Stored records:
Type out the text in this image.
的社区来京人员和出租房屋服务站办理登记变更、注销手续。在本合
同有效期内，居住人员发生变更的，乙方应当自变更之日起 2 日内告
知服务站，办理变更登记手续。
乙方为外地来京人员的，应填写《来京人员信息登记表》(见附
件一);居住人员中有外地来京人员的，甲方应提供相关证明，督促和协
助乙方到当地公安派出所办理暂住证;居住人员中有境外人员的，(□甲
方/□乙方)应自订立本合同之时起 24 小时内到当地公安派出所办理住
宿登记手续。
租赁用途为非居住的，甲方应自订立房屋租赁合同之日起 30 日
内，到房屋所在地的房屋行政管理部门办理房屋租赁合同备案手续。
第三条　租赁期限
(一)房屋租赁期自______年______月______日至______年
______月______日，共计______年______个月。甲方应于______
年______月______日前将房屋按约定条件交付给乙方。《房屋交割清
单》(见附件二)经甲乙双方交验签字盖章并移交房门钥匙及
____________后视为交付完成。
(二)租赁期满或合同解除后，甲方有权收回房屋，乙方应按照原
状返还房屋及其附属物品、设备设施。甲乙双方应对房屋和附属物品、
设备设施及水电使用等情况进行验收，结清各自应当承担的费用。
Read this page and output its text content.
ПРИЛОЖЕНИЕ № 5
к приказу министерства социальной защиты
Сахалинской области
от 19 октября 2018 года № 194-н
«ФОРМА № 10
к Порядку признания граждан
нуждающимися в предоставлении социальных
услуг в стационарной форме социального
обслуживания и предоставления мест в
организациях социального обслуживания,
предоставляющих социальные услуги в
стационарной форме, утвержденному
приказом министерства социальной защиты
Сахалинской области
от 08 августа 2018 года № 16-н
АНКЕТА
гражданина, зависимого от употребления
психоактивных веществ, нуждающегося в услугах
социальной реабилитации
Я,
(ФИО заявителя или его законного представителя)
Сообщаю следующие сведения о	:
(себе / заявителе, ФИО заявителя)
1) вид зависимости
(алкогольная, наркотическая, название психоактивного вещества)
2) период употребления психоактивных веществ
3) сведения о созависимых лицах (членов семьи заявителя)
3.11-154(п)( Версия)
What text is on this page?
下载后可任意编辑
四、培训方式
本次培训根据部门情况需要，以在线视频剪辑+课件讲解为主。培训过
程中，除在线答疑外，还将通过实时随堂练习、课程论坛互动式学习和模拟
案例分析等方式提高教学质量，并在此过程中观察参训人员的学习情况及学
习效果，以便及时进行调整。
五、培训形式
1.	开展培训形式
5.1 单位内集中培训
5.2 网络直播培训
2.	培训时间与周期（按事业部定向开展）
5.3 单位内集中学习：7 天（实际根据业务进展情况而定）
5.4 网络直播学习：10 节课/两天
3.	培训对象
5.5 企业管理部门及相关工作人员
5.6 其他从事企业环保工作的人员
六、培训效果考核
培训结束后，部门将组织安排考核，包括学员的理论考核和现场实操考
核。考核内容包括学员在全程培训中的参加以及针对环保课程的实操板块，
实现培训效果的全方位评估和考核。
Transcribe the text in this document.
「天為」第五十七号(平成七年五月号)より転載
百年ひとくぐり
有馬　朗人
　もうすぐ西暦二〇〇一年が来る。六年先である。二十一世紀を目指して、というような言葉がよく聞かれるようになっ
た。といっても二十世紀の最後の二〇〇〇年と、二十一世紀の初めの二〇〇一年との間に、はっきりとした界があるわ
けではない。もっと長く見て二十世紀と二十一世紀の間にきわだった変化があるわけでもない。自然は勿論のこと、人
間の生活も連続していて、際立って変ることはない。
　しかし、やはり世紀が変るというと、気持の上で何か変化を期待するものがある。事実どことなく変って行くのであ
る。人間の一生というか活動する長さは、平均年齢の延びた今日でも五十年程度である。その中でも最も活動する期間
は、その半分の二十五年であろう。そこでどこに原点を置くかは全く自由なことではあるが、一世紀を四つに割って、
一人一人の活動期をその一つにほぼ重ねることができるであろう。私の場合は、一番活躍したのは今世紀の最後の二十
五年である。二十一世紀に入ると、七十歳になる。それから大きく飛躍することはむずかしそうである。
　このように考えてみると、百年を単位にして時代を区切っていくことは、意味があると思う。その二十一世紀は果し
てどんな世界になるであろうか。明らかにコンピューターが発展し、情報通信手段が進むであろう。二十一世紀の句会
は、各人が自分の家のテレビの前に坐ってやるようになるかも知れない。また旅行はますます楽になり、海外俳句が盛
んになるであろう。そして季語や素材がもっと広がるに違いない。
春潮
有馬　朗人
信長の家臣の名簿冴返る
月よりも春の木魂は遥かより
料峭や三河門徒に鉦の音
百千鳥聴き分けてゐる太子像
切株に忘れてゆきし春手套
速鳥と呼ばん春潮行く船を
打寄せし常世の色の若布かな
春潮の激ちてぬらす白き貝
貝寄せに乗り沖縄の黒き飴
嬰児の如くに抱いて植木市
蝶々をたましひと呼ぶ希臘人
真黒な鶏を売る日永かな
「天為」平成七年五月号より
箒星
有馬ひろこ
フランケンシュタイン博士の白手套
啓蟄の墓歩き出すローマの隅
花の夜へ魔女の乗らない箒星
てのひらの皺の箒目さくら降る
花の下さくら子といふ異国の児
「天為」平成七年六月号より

WRITTEN EXERCISE:
Give the number of lines in the listing above that hold the string "стационарной", with nothing else.

WRITTEN RESPONSE:
2